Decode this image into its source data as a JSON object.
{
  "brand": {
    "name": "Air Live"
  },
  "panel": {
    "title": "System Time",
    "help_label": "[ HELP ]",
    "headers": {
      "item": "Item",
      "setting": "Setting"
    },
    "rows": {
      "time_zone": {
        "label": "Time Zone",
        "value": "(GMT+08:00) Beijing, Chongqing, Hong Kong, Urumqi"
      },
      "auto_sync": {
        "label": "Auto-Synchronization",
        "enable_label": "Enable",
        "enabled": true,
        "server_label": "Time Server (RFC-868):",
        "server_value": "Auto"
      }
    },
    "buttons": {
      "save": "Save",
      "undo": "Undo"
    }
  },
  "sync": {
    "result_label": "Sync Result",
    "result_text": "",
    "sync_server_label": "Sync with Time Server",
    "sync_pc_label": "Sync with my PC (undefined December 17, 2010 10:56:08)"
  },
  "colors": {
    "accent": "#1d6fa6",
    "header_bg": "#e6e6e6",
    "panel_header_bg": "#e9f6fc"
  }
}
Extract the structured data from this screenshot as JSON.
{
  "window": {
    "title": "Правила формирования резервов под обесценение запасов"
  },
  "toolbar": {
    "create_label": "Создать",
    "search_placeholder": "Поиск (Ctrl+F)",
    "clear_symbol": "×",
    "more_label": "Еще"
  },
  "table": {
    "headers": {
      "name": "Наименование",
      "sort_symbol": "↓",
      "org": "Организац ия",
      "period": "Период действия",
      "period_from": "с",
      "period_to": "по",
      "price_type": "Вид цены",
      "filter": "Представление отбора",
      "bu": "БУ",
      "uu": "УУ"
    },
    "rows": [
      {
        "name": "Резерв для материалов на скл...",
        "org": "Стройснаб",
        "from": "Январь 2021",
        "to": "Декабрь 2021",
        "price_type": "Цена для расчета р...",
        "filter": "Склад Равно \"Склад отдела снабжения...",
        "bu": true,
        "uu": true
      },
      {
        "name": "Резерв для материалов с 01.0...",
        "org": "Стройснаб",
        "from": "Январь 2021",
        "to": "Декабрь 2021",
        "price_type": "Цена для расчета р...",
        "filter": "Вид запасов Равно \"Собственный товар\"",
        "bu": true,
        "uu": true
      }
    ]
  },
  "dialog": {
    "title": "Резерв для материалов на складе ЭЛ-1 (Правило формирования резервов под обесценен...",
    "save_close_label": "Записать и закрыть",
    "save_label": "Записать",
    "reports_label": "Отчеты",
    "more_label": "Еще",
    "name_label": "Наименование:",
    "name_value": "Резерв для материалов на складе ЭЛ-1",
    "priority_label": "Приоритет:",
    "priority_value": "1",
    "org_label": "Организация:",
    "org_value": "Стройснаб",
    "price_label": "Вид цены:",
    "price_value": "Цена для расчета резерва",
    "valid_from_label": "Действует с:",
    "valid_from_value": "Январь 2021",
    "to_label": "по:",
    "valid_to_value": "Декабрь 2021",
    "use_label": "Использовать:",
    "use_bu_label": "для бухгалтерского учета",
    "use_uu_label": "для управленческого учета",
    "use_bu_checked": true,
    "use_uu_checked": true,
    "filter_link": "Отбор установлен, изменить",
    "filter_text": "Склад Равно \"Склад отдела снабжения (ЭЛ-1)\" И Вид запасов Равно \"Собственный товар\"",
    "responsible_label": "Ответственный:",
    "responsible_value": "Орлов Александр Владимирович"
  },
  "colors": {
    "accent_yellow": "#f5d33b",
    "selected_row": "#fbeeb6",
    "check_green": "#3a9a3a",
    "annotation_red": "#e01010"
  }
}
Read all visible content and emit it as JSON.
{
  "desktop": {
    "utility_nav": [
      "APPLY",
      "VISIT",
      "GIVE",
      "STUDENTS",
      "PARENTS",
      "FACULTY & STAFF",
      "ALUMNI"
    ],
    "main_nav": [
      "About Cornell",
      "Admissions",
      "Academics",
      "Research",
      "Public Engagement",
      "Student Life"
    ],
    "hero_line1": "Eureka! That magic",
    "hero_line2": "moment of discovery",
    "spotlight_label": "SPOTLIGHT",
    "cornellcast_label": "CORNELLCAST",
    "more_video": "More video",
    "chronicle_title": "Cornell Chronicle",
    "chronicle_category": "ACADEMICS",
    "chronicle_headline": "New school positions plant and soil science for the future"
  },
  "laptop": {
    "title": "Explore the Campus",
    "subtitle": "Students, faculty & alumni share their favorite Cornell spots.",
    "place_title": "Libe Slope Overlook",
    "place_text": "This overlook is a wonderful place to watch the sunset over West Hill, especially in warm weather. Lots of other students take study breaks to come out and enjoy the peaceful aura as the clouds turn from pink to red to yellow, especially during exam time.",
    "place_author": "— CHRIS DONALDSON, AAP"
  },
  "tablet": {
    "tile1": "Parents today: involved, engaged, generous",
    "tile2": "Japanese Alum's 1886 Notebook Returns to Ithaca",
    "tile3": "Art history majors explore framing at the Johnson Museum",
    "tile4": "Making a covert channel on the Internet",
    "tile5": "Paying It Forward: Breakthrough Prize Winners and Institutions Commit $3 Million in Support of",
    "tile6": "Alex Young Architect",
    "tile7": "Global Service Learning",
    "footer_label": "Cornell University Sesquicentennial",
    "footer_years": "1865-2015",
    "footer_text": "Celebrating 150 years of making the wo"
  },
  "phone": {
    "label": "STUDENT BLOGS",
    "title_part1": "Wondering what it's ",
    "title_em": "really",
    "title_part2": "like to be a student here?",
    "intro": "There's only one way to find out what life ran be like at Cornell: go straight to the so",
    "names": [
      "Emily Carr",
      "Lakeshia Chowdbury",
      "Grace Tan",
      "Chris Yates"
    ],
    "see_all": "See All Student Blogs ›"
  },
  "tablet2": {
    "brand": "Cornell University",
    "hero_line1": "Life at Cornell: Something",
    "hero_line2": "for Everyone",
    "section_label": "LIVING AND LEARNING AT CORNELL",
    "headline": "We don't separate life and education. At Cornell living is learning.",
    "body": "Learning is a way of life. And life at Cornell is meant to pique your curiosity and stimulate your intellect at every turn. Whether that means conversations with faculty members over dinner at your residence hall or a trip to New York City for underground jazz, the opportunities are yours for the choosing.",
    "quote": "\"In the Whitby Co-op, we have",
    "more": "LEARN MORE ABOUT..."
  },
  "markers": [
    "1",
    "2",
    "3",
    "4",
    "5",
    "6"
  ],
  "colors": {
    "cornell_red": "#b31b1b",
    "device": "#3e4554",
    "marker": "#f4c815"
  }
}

» What you should do
Without changing a word, restate the whole listing.

» The solution
Decode this image into its source data as a JSON object.
{
  "brand": {
    "name": "Air Live"
  },
  "panel": {
    "title": "System Time",
    "help_label": "[ HELP ]",
    "headers": {
      "item": "Item",
      "setting": "Setting"
    },
    "rows": {
      "time_zone": {
        "label": "Time Zone",
        "value": "(GMT+08:00) Beijing, Chongqing, Hong Kong, Urumqi"
      },
      "auto_sync": {
        "label": "Auto-Synchronization",
        "enable_label": "Enable",
        "enabled": true,
        "server_label": "Time Server (RFC-868):",
        "server_value": "Auto"
      }
    },
    "buttons": {
      "save": "Save",
      "undo": "Undo"
    }
  },
  "sync": {
    "result_label": "Sync Result",
    "result_text": "",
    "sync_server_label": "Sync with Time Server",
    "sync_pc_label": "Sync with my PC (undefined December 17, 2010 10:56:08)"
  },
  "colors": {
    "accent": "#1d6fa6",
    "header_bg": "#e6e6e6",
    "panel_header_bg": "#e9f6fc"
  }
}
Extract the structured data from this screenshot as JSON.
{
  "window": {
    "title": "Правила формирования резервов под обесценение запасов"
  },
  "toolbar": {
    "create_label": "Создать",
    "search_placeholder": "Поиск (Ctrl+F)",
    "clear_symbol": "×",
    "more_label": "Еще"
  },
  "table": {
    "headers": {
      "name": "Наименование",
      "sort_symbol": "↓",
      "org": "Организац ия",
      "period": "Период действия",
      "period_from": "с",
      "period_to": "по",
      "price_type": "Вид цены",
      "filter": "Представление отбора",
      "bu": "БУ",
      "uu": "УУ"
    },
    "rows": [
      {
        "name": "Резерв для материалов на скл...",
        "org": "Стройснаб",
        "from": "Январь 2021",
        "to": "Декабрь 2021",
        "price_type": "Цена для расчета р...",
        "filter": "Склад Равно \"Склад отдела снабжения...",
        "bu": true,
        "uu": true
      },
      {
        "name": "Резерв для материалов с 01.0...",
        "org": "Стройснаб",
        "from": "Январь 2021",
        "to": "Декабрь 2021",
        "price_type": "Цена для расчета р...",
        "filter": "Вид запасов Равно \"Собственный товар\"",
        "bu": true,
        "uu": true
      }
    ]
  },
  "dialog": {
    "title": "Резерв для материалов на складе ЭЛ-1 (Правило формирования резервов под обесценен...",
    "save_close_label": "Записать и закрыть",
    "save_label": "Записать",
    "reports_label": "Отчеты",
    "more_label": "Еще",
    "name_label": "Наименование:",
    "name_value": "Резерв для материалов на складе ЭЛ-1",
    "priority_label": "Приоритет:",
    "priority_value": "1",
    "org_label": "Организация:",
    "org_value": "Стройснаб",
    "price_label": "Вид цены:",
    "price_value": "Цена для расчета резерва",
    "valid_from_label": "Действует с:",
    "valid_from_value": "Январь 2021",
    "to_label": "по:",
    "valid_to_value": "Декабрь 2021",
    "use_label": "Использовать:",
    "use_bu_label": "для бухгалтерского учета",
    "use_uu_label": "для управленческого учета",
    "use_bu_checked": true,
    "use_uu_checked": true,
    "filter_link": "Отбор установлен, изменить",
    "filter_text": "Склад Равно \"Склад отдела снабжения (ЭЛ-1)\" И Вид запасов Равно \"Собственный товар\"",
    "responsible_label": "Ответственный:",
    "responsible_value": "Орлов Александр Владимирович"
  },
  "colors": {
    "accent_yellow": "#f5d33b",
    "selected_row": "#fbeeb6",
    "check_green": "#3a9a3a",
    "annotation_red": "#e01010"
  }
}
Read all visible content and emit it as JSON.
{
  "desktop": {
    "utility_nav": [
      "APPLY",
      "VISIT",
      "GIVE",
      "STUDENTS",
      "PARENTS",
      "FACULTY & STAFF",
      "ALUMNI"
    ],
    "main_nav": [
      "About Cornell",
      "Admissions",
      "Academics",
      "Research",
      "Public Engagement",
      "Student Life"
    ],
    "hero_line1": "Eureka! That magic",
    "hero_line2": "moment of discovery",
    "spotlight_label": "SPOTLIGHT",
    "cornellcast_label": "CORNELLCAST",
    "more_video": "More video",
    "chronicle_title": "Cornell Chronicle",
    "chronicle_category": "ACADEMICS",
    "chronicle_headline": "New school positions plant and soil science for the future"
  },
  "laptop": {
    "title": "Explore the Campus",
    "subtitle": "Students, faculty & alumni share their favorite Cornell spots.",
    "place_title": "Libe Slope Overlook",
    "place_text": "This overlook is a wonderful place to watch the sunset over West Hill, especially in warm weather. Lots of other students take study breaks to come out and enjoy the peaceful aura as the clouds turn from pink to red to yellow, especially during exam time.",
    "place_author": "— CHRIS DONALDSON, AAP"
  },
  "tablet": {
    "tile1": "Parents today: involved, engaged, generous",
    "tile2": "Japanese Alum's 1886 Notebook Returns to Ithaca",
    "tile3": "Art history majors explore framing at the Johnson Museum",
    "tile4": "Making a covert channel on the Internet",
    "tile5": "Paying It Forward: Breakthrough Prize Winners and Institutions Commit $3 Million in Support of",
    "tile6": "Alex Young Architect",
    "tile7": "Global Service Learning",
    "footer_label": "Cornell University Sesquicentennial",
    "footer_years": "1865-2015",
    "footer_text": "Celebrating 150 years of making the wo"
  },
  "phone": {
    "label": "STUDENT BLOGS",
    "title_part1": "Wondering what it's ",
    "title_em": "really",
    "title_part2": "like to be a student here?",
    "intro": "There's only one way to find out what life ran be like at Cornell: go straight to the so",
    "names": [
      "Emily Carr",
      "Lakeshia Chowdbury",
      "Grace Tan",
      "Chris Yates"
    ],
    "see_all": "See All Student Blogs ›"
  },
  "tablet2": {
    "brand": "Cornell University",
    "hero_line1": "Life at Cornell: Something",
    "hero_line2": "for Everyone",
    "section_label": "LIVING AND LEARNING AT CORNELL",
    "headline": "We don't separate life and education. At Cornell living is learning.",
    "body": "Learning is a way of life. And life at Cornell is meant to pique your curiosity and stimulate your intellect at every turn. Whether that means conversations with faculty members over dinner at your residence hall or a trip to New York City for underground jazz, the opportunities are yours for the choosing.",
    "quote": "\"In the Whitby Co-op, we have",
    "more": "LEARN MORE ABOUT..."
  },
  "markers": [
    "1",
    "2",
    "3",
    "4",
    "5",
    "6"
  ],
  "colors": {
    "cornell_red": "#b31b1b",
    "device": "#3e4554",
    "marker": "#f4c815"
  }
}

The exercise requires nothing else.